■ **STATED PROBLEM**
Reproduce the data verbatim from the line with "I need the location" to the line with "tool-button[interactable]: Retrolux bbox=[200, 1103, 340, 1181]", both included.

■ **RECORDED INFORMATION**
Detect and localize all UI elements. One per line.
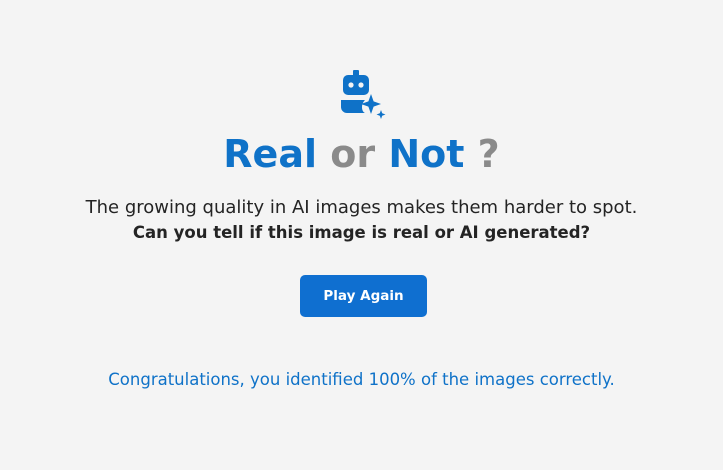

==

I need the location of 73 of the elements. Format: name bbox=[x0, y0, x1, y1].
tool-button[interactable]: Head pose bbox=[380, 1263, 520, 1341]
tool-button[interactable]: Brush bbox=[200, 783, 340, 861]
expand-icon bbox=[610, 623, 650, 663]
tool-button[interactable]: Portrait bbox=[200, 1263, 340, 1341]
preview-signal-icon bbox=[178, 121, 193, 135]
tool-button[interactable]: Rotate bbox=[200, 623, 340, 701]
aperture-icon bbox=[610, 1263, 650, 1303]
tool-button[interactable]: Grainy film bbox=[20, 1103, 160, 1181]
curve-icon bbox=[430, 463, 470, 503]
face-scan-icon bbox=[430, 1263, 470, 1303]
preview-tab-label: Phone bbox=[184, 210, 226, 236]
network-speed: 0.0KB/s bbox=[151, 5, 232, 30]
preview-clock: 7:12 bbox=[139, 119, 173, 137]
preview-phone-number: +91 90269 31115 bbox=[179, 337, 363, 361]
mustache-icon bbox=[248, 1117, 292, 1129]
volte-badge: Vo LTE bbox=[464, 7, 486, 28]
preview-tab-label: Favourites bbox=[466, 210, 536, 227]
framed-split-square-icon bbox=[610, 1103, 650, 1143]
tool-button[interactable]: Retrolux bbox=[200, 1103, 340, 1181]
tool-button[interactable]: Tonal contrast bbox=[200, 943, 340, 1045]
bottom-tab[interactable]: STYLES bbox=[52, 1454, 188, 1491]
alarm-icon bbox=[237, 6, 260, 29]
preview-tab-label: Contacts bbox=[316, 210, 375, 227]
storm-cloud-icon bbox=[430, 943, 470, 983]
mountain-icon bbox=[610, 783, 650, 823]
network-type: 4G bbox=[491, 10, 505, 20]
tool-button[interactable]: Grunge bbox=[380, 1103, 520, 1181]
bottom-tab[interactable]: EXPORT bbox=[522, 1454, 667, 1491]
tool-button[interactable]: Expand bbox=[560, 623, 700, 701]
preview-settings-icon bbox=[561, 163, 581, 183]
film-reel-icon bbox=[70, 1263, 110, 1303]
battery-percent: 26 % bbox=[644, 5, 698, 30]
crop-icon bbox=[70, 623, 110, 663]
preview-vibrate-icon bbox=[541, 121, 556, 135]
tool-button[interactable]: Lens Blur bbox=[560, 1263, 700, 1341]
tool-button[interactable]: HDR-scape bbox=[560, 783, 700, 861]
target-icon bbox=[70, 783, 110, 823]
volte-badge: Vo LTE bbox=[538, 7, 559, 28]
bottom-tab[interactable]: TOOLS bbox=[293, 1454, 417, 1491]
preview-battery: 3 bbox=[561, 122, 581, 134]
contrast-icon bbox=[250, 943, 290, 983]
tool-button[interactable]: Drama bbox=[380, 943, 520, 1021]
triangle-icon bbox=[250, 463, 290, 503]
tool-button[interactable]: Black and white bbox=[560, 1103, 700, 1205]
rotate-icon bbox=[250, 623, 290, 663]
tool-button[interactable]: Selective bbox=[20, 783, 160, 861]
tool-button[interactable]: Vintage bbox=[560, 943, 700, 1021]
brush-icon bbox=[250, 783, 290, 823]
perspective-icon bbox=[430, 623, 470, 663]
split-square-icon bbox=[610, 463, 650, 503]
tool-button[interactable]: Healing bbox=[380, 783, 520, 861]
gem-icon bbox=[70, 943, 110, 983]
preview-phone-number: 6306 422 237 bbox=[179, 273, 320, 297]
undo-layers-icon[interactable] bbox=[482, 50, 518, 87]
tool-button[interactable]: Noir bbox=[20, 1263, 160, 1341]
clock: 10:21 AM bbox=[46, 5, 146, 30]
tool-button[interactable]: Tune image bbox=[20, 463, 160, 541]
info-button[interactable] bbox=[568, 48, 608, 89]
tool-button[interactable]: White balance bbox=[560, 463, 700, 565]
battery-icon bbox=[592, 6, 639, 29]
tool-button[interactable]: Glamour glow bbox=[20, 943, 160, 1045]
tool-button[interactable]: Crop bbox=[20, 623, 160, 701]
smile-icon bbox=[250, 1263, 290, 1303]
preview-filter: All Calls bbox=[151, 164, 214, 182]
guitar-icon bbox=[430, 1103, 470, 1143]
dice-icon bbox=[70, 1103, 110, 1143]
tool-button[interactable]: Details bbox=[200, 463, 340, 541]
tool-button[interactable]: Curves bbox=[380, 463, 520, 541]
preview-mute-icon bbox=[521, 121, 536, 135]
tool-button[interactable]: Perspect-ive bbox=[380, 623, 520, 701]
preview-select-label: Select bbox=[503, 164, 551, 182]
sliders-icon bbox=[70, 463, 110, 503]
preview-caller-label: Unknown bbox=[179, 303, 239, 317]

■ **REPLY**
I need the location of 73 of the elements. Format: name bbox=[x0, y0, x1, y1].
tool-button[interactable]: Head pose bbox=[380, 1263, 520, 1341]
tool-button[interactable]: Brush bbox=[200, 783, 340, 861]
expand-icon bbox=[610, 623, 650, 663]
tool-button[interactable]: Portrait bbox=[200, 1263, 340, 1341]
preview-signal-icon bbox=[178, 121, 193, 135]
tool-button[interactable]: Rotate bbox=[200, 623, 340, 701]
aperture-icon bbox=[610, 1263, 650, 1303]
tool-button[interactable]: Grainy film bbox=[20, 1103, 160, 1181]
curve-icon bbox=[430, 463, 470, 503]
face-scan-icon bbox=[430, 1263, 470, 1303]
preview-tab-label: Phone bbox=[184, 210, 226, 236]
network-speed: 0.0KB/s bbox=[151, 5, 232, 30]
preview-clock: 7:12 bbox=[139, 119, 173, 137]
preview-phone-number: +91 90269 31115 bbox=[179, 337, 363, 361]
mustache-icon bbox=[248, 1117, 292, 1129]
volte-badge: Vo LTE bbox=[464, 7, 486, 28]
preview-tab-label: Favourites bbox=[466, 210, 536, 227]
framed-split-square-icon bbox=[610, 1103, 650, 1143]
tool-button[interactable]: Retrolux bbox=[200, 1103, 340, 1181]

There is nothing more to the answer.